What you need to do:
Transcribe every line of the listing below without any deviation.
** begin Raw records **
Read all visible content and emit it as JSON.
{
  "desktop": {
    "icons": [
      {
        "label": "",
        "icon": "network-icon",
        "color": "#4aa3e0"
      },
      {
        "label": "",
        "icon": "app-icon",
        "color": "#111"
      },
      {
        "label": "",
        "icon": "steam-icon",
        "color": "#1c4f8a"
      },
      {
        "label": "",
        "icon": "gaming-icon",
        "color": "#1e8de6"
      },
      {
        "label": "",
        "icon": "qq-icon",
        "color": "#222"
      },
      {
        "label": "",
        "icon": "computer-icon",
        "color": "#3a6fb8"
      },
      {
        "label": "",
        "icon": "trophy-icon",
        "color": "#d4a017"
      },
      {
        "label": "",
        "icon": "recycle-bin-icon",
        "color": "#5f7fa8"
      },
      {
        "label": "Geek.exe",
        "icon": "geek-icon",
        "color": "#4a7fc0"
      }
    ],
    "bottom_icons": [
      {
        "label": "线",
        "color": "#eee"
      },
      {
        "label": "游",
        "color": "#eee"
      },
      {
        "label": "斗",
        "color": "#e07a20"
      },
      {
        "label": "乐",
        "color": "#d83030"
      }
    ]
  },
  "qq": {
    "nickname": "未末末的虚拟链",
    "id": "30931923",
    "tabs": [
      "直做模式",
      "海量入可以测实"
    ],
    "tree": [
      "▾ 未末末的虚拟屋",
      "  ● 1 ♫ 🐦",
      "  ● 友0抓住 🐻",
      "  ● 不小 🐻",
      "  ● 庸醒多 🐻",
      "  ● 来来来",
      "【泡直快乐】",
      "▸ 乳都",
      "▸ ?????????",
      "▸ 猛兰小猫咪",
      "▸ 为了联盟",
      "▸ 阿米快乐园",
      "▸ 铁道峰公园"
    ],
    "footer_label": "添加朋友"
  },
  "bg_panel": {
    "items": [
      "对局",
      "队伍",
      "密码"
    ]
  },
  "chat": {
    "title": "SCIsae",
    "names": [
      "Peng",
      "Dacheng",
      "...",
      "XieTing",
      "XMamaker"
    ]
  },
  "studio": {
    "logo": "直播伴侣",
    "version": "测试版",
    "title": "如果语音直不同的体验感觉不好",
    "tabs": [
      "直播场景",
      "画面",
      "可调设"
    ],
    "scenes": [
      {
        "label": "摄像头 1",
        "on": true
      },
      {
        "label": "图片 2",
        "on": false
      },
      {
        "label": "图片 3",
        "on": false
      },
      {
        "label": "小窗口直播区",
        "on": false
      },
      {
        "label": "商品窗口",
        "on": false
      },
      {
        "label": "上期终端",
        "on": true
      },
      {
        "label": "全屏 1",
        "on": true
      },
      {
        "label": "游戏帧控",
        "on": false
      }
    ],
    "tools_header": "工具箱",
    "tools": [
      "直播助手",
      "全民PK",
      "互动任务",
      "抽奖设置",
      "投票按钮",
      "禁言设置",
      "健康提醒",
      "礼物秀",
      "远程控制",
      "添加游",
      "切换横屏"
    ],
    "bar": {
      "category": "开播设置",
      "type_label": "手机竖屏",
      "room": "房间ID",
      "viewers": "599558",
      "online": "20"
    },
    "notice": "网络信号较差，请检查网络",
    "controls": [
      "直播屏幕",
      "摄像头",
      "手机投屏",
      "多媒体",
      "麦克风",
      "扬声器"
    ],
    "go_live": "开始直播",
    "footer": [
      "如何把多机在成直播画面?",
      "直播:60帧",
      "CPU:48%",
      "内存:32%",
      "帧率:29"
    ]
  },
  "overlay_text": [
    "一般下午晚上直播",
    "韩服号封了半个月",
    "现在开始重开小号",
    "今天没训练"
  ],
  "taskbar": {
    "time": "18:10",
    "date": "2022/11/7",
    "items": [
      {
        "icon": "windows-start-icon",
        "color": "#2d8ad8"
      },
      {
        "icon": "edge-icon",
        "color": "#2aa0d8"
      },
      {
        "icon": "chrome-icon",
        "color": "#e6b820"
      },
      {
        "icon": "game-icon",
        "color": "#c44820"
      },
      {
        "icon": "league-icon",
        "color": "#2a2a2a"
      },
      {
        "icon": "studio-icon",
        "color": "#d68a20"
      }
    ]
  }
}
** end Raw records **
Response:
Read all visible content and emit it as JSON.
{
  "desktop": {
    "icons": [
      {
        "label": "",
        "icon": "network-icon",
        "color": "#4aa3e0"
      },
      {
        "label": "",
        "icon": "app-icon",
        "color": "#111"
      },
      {
        "label": "",
        "icon": "steam-icon",
        "color": "#1c4f8a"
      },
      {
        "label": "",
        "icon": "gaming-icon",
        "color": "#1e8de6"
      },
      {
        "label": "",
        "icon": "qq-icon",
        "color": "#222"
      },
      {
        "label": "",
        "icon": "computer-icon",
        "color": "#3a6fb8"
      },
      {
        "label": "",
        "icon": "trophy-icon",
        "color": "#d4a017"
      },
      {
        "label": "",
        "icon": "recycle-bin-icon",
        "color": "#5f7fa8"
      },
      {
        "label": "Geek.exe",
        "icon": "geek-icon",
        "color": "#4a7fc0"
      }
    ],
    "bottom_icons": [
      {
        "label": "线",
        "color": "#eee"
      },
      {
        "label": "游",
        "color": "#eee"
      },
      {
        "label": "斗",
        "color": "#e07a20"
      },
      {
        "label": "乐",
        "color": "#d83030"
      }
    ]
  },
  "qq": {
    "nickname": "未末末的虚拟链",
    "id": "30931923",
    "tabs": [
      "直做模式",
      "海量入可以测实"
    ],
    "tree": [
      "▾ 未末末的虚拟屋",
      "  ● 1 ♫ 🐦",
      "  ● 友0抓住 🐻",
      "  ● 不小 🐻",
      "  ● 庸醒多 🐻",
      "  ● 来来来",
      "【泡直快乐】",
      "▸ 乳都",
      "▸ ?????????",
      "▸ 猛兰小猫咪",
      "▸ 为了联盟",
      "▸ 阿米快乐园",
      "▸ 铁道峰公园"
    ],
    "footer_label": "添加朋友"
  },
  "bg_panel": {
    "items": [
      "对局",
      "队伍",
      "密码"
    ]
  },
  "chat": {
    "title": "SCIsae",
    "names": [
      "Peng",
      "Dacheng",
      "...",
      "XieTing",
      "XMamaker"
    ]
  },
  "studio": {
    "logo": "直播伴侣",
    "version": "测试版",
    "title": "如果语音直不同的体验感觉不好",
    "tabs": [
      "直播场景",
      "画面",
      "可调设"
    ],
    "scenes": [
      {
        "label": "摄像头 1",
        "on": true
      },
      {
        "label": "图片 2",
        "on": false
      },
      {
        "label": "图片 3",
        "on": false
      },
      {
        "label": "小窗口直播区",
        "on": false
      },
      {
        "label": "商品窗口",
        "on": false
      },
      {
        "label": "上期终端",
        "on": true
      },
      {
        "label": "全屏 1",
        "on": true
      },
      {
        "label": "游戏帧控",
        "on": false
      }
    ],
    "tools_header": "工具箱",
    "tools": [
      "直播助手",
      "全民PK",
      "互动任务",
      "抽奖设置",
      "投票按钮",
      "禁言设置",
      "健康提醒",
      "礼物秀",
      "远程控制",
      "添加游",
      "切换横屏"
    ],
    "bar": {
      "category": "开播设置",
      "type_label": "手机竖屏",
      "room": "房间ID",
      "viewers": "599558",
      "online": "20"
    },
    "notice": "网络信号较差，请检查网络",
    "controls": [
      "直播屏幕",
      "摄像头",
      "手机投屏",
      "多媒体",
      "麦克风",
      "扬声器"
    ],
    "go_live": "开始直播",
    "footer": [
      "如何把多机在成直播画面?",
      "直播:60帧",
      "CPU:48%",
      "内存:32%",
      "帧率:29"
    ]
  },
  "overlay_text": [
    "一般下午晚上直播",
    "韩服号封了半个月",
    "现在开始重开小号",
    "今天没训练"
  ],
  "taskbar": {
    "time": "18:10",
    "date": "2022/11/7",
    "items": [
      {
        "icon": "windows-start-icon",
        "color": "#2d8ad8"
      },
      {
        "icon": "edge-icon",
        "color": "#2aa0d8"
      },
      {
        "icon": "chrome-icon",
        "color": "#e6b820"
      },
      {
        "icon": "game-icon",
        "color": "#c44820"
      },
      {
        "icon": "league-icon",
        "color": "#2a2a2a"
      },
      {
        "icon": "studio-icon",
        "color": "#d68a20"
      }
    ]
  }
}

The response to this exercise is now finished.